----- Data provided

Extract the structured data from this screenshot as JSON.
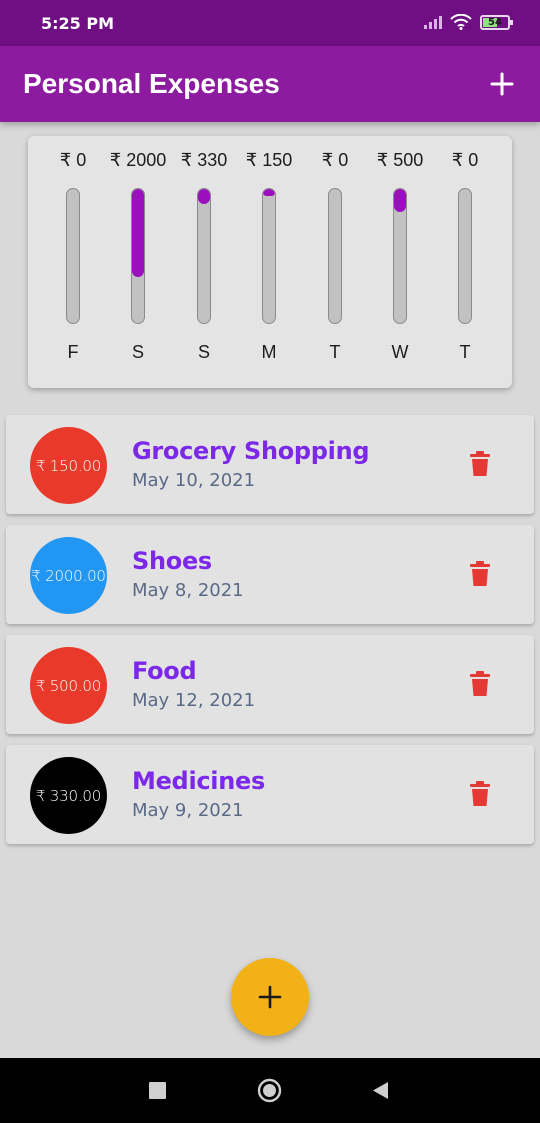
{
  "status_bar": {
    "time": "5:25 PM",
    "battery": "54"
  },
  "app_bar": {
    "title": "Personal Expenses",
    "add_icon": "plus-icon"
  },
  "chart_data": {
    "type": "bar",
    "categories": [
      "F",
      "S",
      "S",
      "M",
      "T",
      "W",
      "T"
    ],
    "amount_labels": [
      "₹ 0",
      "₹ 2000",
      "₹ 330",
      "₹ 150",
      "₹ 0",
      "₹ 500",
      "₹ 0"
    ],
    "values": [
      0,
      2000,
      330,
      150,
      0,
      500,
      0
    ],
    "fill_fraction": [
      0,
      0.66,
      0.11,
      0.05,
      0,
      0.17,
      0
    ],
    "bar_color": "#9b0fbf"
  },
  "transactions": [
    {
      "amount": "₹ 150.00",
      "title": "Grocery Shopping",
      "date": "May 10, 2021",
      "color": "#e8392a"
    },
    {
      "amount": "₹ 2000.00",
      "title": "Shoes",
      "date": "May 8, 2021",
      "color": "#2196f3"
    },
    {
      "amount": "₹ 500.00",
      "title": "Food",
      "date": "May 12, 2021",
      "color": "#e8392a"
    },
    {
      "amount": "₹ 330.00",
      "title": "Medicines",
      "date": "May 9, 2021",
      "color": "#000000"
    }
  ],
  "colors": {
    "primary": "#8d1b9f",
    "accent": "#f2b116",
    "delete": "#e53935",
    "title_text": "#7c28ea"
  },
  "fab_icon": "plus-icon",
  "nav": {
    "icons": [
      "square-recents-icon",
      "circle-home-icon",
      "triangle-back-icon"
    ]
  }
}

----------

List every line above containing the word "date".

Problem solution:
      "date": "May 10, 2021",
      "date": "May 8, 2021",
      "date": "May 12, 2021",
      "date": "May 9, 2021",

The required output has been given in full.